▶ [Records provided]:

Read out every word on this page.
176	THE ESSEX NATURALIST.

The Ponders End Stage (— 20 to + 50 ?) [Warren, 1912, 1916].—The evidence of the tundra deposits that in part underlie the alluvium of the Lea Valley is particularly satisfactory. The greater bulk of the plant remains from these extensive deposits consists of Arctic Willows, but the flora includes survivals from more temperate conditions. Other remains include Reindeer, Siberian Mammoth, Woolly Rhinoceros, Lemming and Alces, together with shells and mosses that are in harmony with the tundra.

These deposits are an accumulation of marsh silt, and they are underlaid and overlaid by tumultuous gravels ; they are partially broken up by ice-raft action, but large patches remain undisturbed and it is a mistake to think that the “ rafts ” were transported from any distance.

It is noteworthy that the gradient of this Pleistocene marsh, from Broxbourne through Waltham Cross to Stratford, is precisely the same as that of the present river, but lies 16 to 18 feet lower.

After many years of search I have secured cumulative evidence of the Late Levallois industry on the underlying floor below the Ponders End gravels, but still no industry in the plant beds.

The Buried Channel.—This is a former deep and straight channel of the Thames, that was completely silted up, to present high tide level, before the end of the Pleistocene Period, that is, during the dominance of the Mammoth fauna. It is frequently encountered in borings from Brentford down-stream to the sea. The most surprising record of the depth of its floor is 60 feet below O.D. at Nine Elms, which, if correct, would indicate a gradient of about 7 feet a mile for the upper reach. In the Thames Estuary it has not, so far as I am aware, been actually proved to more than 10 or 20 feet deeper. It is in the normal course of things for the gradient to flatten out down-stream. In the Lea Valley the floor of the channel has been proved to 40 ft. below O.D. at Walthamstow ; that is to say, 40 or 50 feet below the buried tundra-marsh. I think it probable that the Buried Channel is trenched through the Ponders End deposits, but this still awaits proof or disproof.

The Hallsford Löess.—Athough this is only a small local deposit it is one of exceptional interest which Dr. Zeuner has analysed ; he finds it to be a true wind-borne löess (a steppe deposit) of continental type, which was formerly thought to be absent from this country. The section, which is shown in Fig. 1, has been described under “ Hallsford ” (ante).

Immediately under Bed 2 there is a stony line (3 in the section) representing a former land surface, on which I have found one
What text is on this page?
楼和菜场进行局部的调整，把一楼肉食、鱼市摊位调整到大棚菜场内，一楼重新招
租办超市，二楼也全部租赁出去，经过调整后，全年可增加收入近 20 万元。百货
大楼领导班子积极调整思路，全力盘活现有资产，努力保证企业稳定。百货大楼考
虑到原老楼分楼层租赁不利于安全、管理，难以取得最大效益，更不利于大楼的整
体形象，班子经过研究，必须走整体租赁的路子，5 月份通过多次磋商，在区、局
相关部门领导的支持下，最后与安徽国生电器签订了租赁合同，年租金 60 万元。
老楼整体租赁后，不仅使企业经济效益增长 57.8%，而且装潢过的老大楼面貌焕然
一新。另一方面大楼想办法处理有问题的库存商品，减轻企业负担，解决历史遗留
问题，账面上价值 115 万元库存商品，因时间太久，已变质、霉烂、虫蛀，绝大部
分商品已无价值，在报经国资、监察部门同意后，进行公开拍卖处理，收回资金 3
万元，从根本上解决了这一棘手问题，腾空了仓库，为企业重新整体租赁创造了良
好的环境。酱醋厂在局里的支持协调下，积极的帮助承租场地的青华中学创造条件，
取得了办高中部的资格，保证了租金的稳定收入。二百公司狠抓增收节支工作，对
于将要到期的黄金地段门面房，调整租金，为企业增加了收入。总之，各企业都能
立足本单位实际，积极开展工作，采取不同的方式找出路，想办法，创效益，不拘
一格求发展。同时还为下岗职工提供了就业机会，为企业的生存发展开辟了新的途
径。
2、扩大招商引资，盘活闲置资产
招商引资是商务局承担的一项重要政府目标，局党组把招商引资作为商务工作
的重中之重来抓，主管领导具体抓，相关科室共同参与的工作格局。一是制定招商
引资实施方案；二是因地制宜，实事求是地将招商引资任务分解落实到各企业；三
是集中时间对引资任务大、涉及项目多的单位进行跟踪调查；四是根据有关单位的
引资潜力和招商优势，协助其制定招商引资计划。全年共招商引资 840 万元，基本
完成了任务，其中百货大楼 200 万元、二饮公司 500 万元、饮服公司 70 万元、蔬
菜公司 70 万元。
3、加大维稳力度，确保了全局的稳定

▶ [Problem details]: Produce an exact copy of all the records.

▶ [Result for this exercise]:
Read out every word on this page.
176	THE ESSEX NATURALIST.

The Ponders End Stage (— 20 to + 50 ?) [Warren, 1912, 1916].—The evidence of the tundra deposits that in part underlie the alluvium of the Lea Valley is particularly satisfactory. The greater bulk of the plant remains from these extensive deposits consists of Arctic Willows, but the flora includes survivals from more temperate conditions. Other remains include Reindeer, Siberian Mammoth, Woolly Rhinoceros, Lemming and Alces, together with shells and mosses that are in harmony with the tundra.

These deposits are an accumulation of marsh silt, and they are underlaid and overlaid by tumultuous gravels ; they are partially broken up by ice-raft action, but large patches remain undisturbed and it is a mistake to think that the “ rafts ” were transported from any distance.

It is noteworthy that the gradient of this Pleistocene marsh, from Broxbourne through Waltham Cross to Stratford, is precisely the same as that of the present river, but lies 16 to 18 feet lower.

After many years of search I have secured cumulative evidence of the Late Levallois industry on the underlying floor below the Ponders End gravels, but still no industry in the plant beds.

The Buried Channel.—This is a former deep and straight channel of the Thames, that was completely silted up, to present high tide level, before the end of the Pleistocene Period, that is, during the dominance of the Mammoth fauna. It is frequently encountered in borings from Brentford down-stream to the sea. The most surprising record of the depth of its floor is 60 feet below O.D. at Nine Elms, which, if correct, would indicate a gradient of about 7 feet a mile for the upper reach. In the Thames Estuary it has not, so far as I am aware, been actually proved to more than 10 or 20 feet deeper. It is in the normal course of things for the gradient to flatten out down-stream. In the Lea Valley the floor of the channel has been proved to 40 ft. below O.D. at Walthamstow ; that is to say, 40 or 50 feet below the buried tundra-marsh. I think it probable that the Buried Channel is trenched through the Ponders End deposits, but this still awaits proof or disproof.

The Hallsford Löess.—Athough this is only a small local deposit it is one of exceptional interest which Dr. Zeuner has analysed ; he finds it to be a true wind-borne löess (a steppe deposit) of continental type, which was formerly thought to be absent from this country. The section, which is shown in Fig. 1, has been described under “ Hallsford ” (ante).

Immediately under Bed 2 there is a stony line (3 in the section) representing a former land surface, on which I have found one
What text is on this page?
楼和菜场进行局部的调整，把一楼肉食、鱼市摊位调整到大棚菜场内，一楼重新招
租办超市，二楼也全部租赁出去，经过调整后，全年可增加收入近 20 万元。百货
大楼领导班子积极调整思路，全力盘活现有资产，努力保证企业稳定。百货大楼考
虑到原老楼分楼层租赁不利于安全、管理，难以取得最大效益，更不利于大楼的整
体形象，班子经过研究，必须走整体租赁的路子，5 月份通过多次磋商，在区、局
相关部门领导的支持下，最后与安徽国生电器签订了租赁合同，年租金 60 万元。
老楼整体租赁后，不仅使企业经济效益增长 57.8%，而且装潢过的老大楼面貌焕然
一新。另一方面大楼想办法处理有问题的库存商品，减轻企业负担，解决历史遗留
问题，账面上价值 115 万元库存商品，因时间太久，已变质、霉烂、虫蛀，绝大部
分商品已无价值，在报经国资、监察部门同意后，进行公开拍卖处理，收回资金 3
万元，从根本上解决了这一棘手问题，腾空了仓库，为企业重新整体租赁创造了良
好的环境。酱醋厂在局里的支持协调下，积极的帮助承租场地的青华中学创造条件，
取得了办高中部的资格，保证了租金的稳定收入。二百公司狠抓增收节支工作，对
于将要到期的黄金地段门面房，调整租金，为企业增加了收入。总之，各企业都能
立足本单位实际，积极开展工作，采取不同的方式找出路，想办法，创效益，不拘
一格求发展。同时还为下岗职工提供了就业机会，为企业的生存发展开辟了新的途
径。
2、扩大招商引资，盘活闲置资产
招商引资是商务局承担的一项重要政府目标，局党组把招商引资作为商务工作
的重中之重来抓，主管领导具体抓，相关科室共同参与的工作格局。一是制定招商
引资实施方案；二是因地制宜，实事求是地将招商引资任务分解落实到各企业；三
是集中时间对引资任务大、涉及项目多的单位进行跟踪调查；四是根据有关单位的
引资潜力和招商优势，协助其制定招商引资计划。全年共招商引资 840 万元，基本
完成了任务，其中百货大楼 200 万元、二饮公司 500 万元、饮服公司 70 万元、蔬
菜公司 70 万元。
3、加大维稳力度，确保了全局的稳定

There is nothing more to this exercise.